- [EXERCISE]
From the records beneath, determine how many lines contain "JSON" and report only that figure.

- [RECORDS SUPPLIED]
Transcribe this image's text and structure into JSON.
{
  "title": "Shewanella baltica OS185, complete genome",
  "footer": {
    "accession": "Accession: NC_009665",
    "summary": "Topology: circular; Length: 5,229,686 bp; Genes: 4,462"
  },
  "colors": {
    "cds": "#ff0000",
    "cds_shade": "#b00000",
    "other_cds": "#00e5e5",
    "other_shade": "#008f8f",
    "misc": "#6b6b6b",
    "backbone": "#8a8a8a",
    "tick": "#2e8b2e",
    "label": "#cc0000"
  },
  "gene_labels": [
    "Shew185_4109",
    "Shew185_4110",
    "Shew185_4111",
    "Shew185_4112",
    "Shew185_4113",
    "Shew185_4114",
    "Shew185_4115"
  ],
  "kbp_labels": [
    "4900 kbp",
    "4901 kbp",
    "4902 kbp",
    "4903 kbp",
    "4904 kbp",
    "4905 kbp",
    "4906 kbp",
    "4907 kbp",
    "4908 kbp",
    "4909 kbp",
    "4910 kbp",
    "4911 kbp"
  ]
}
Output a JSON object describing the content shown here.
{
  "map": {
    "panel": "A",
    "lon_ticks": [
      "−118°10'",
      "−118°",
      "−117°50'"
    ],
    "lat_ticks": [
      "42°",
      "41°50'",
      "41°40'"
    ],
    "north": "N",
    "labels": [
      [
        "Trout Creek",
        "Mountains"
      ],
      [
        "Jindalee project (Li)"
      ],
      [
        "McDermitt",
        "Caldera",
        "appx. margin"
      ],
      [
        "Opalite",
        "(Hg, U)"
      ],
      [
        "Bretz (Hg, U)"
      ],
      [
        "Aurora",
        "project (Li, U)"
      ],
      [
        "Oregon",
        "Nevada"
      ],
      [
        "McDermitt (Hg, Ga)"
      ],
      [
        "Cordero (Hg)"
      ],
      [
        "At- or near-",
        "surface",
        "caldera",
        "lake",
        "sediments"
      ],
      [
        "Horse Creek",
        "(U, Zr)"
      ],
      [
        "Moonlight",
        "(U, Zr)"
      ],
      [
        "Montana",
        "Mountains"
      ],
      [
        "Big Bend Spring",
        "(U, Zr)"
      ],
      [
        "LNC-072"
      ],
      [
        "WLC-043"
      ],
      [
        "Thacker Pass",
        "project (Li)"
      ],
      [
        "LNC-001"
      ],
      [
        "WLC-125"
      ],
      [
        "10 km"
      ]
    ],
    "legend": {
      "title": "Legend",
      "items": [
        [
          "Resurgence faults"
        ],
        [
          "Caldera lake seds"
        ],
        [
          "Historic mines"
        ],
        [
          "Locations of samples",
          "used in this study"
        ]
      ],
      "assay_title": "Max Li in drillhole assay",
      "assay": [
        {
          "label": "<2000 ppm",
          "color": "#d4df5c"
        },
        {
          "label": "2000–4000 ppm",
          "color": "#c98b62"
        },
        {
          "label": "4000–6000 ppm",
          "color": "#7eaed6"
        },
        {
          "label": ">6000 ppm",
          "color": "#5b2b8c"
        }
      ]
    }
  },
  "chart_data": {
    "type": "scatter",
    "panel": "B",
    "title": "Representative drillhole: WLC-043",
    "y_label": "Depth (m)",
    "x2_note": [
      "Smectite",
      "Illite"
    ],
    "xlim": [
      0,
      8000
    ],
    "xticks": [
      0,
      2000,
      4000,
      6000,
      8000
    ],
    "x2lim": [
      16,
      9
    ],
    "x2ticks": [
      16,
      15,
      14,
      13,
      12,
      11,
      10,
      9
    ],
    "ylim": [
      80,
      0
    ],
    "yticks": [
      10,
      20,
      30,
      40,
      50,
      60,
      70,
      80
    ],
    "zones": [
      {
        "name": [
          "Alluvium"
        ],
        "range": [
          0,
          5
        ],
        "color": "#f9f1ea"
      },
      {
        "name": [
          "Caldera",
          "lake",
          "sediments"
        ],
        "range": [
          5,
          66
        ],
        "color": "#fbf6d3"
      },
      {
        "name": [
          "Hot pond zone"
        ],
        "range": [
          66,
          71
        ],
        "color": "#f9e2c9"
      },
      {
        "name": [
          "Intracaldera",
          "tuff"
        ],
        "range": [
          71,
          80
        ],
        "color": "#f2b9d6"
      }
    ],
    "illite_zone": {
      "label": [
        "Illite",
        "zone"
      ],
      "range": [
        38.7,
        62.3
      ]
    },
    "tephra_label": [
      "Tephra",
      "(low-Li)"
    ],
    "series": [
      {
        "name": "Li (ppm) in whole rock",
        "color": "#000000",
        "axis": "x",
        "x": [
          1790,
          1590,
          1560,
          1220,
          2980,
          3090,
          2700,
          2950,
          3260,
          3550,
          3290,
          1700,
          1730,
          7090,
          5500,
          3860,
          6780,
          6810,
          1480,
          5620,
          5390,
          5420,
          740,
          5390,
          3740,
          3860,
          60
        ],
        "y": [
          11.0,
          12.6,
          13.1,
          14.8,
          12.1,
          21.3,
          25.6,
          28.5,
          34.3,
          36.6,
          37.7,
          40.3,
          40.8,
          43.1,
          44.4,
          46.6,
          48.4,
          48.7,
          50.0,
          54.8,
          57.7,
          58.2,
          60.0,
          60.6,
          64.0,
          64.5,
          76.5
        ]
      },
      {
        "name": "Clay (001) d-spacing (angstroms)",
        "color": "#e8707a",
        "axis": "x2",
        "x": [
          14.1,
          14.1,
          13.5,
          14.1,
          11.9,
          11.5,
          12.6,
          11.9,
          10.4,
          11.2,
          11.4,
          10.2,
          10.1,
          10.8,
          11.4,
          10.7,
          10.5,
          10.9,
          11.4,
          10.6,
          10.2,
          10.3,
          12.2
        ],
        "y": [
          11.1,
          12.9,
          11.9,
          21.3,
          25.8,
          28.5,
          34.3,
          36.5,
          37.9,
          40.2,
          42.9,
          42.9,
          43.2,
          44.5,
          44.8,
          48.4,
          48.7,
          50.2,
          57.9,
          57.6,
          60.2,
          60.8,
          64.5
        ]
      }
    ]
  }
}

- [RESPONSE FOR THIS EXERCISE]
2